▶ Material for this task:
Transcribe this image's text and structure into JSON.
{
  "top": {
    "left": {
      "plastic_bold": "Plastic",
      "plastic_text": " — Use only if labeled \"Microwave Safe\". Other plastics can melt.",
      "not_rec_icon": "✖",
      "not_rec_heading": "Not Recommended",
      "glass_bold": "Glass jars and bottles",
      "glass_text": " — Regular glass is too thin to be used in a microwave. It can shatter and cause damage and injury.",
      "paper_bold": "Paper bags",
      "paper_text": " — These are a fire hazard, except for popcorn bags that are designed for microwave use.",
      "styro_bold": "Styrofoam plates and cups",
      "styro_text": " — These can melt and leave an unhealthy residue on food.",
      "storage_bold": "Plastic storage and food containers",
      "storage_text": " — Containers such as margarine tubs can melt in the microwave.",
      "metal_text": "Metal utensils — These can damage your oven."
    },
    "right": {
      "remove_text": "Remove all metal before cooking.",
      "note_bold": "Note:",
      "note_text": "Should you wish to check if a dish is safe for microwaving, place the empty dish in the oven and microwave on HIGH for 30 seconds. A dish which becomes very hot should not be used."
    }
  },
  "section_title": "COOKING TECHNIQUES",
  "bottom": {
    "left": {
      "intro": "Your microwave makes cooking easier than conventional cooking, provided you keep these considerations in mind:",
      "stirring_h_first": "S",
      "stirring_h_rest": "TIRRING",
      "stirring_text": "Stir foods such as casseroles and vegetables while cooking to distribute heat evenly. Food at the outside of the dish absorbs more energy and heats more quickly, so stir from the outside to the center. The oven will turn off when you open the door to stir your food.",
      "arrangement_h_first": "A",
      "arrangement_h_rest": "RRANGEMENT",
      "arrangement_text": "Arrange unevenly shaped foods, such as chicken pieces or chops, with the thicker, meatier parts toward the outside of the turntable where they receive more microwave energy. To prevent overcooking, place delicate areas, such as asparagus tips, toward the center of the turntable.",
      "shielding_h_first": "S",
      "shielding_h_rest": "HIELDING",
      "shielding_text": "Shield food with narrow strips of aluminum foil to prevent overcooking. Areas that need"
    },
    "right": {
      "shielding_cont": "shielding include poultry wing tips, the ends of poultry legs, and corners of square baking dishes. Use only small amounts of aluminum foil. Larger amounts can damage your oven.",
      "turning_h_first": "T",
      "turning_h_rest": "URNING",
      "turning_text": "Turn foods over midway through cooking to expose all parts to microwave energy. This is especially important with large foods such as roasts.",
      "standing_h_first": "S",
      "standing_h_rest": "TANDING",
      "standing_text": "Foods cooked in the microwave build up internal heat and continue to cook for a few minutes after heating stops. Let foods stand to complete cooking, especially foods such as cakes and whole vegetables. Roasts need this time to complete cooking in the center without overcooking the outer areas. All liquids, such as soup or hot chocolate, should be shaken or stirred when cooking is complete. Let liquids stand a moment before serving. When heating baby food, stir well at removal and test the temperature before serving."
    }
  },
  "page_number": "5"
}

▶ Exercise: Print the records above exactly as they appear.

▶ Correct result:
Transcribe this image's text and structure into JSON.
{
  "top": {
    "left": {
      "plastic_bold": "Plastic",
      "plastic_text": " — Use only if labeled \"Microwave Safe\". Other plastics can melt.",
      "not_rec_icon": "✖",
      "not_rec_heading": "Not Recommended",
      "glass_bold": "Glass jars and bottles",
      "glass_text": " — Regular glass is too thin to be used in a microwave. It can shatter and cause damage and injury.",
      "paper_bold": "Paper bags",
      "paper_text": " — These are a fire hazard, except for popcorn bags that are designed for microwave use.",
      "styro_bold": "Styrofoam plates and cups",
      "styro_text": " — These can melt and leave an unhealthy residue on food.",
      "storage_bold": "Plastic storage and food containers",
      "storage_text": " — Containers such as margarine tubs can melt in the microwave.",
      "metal_text": "Metal utensils — These can damage your oven."
    },
    "right": {
      "remove_text": "Remove all metal before cooking.",
      "note_bold": "Note:",
      "note_text": "Should you wish to check if a dish is safe for microwaving, place the empty dish in the oven and microwave on HIGH for 30 seconds. A dish which becomes very hot should not be used."
    }
  },
  "section_title": "COOKING TECHNIQUES",
  "bottom": {
    "left": {
      "intro": "Your microwave makes cooking easier than conventional cooking, provided you keep these considerations in mind:",
      "stirring_h_first": "S",
      "stirring_h_rest": "TIRRING",
      "stirring_text": "Stir foods such as casseroles and vegetables while cooking to distribute heat evenly. Food at the outside of the dish absorbs more energy and heats more quickly, so stir from the outside to the center. The oven will turn off when you open the door to stir your food.",
      "arrangement_h_first": "A",
      "arrangement_h_rest": "RRANGEMENT",
      "arrangement_text": "Arrange unevenly shaped foods, such as chicken pieces or chops, with the thicker, meatier parts toward the outside of the turntable where they receive more microwave energy. To prevent overcooking, place delicate areas, such as asparagus tips, toward the center of the turntable.",
      "shielding_h_first": "S",
      "shielding_h_rest": "HIELDING",
      "shielding_text": "Shield food with narrow strips of aluminum foil to prevent overcooking. Areas that need"
    },
    "right": {
      "shielding_cont": "shielding include poultry wing tips, the ends of poultry legs, and corners of square baking dishes. Use only small amounts of aluminum foil. Larger amounts can damage your oven.",
      "turning_h_first": "T",
      "turning_h_rest": "URNING",
      "turning_text": "Turn foods over midway through cooking to expose all parts to microwave energy. This is especially important with large foods such as roasts.",
      "standing_h_first": "S",
      "standing_h_rest": "TANDING",
      "standing_text": "Foods cooked in the microwave build up internal heat and continue to cook for a few minutes after heating stops. Let foods stand to complete cooking, especially foods such as cakes and whole vegetables. Roasts need this time to complete cooking in the center without overcooking the outer areas. All liquids, such as soup or hot chocolate, should be shaken or stirred when cooking is complete. Let liquids stand a moment before serving. When heating baby food, stir well at removal and test the temperature before serving."
    }
  },
  "page_number": "5"
}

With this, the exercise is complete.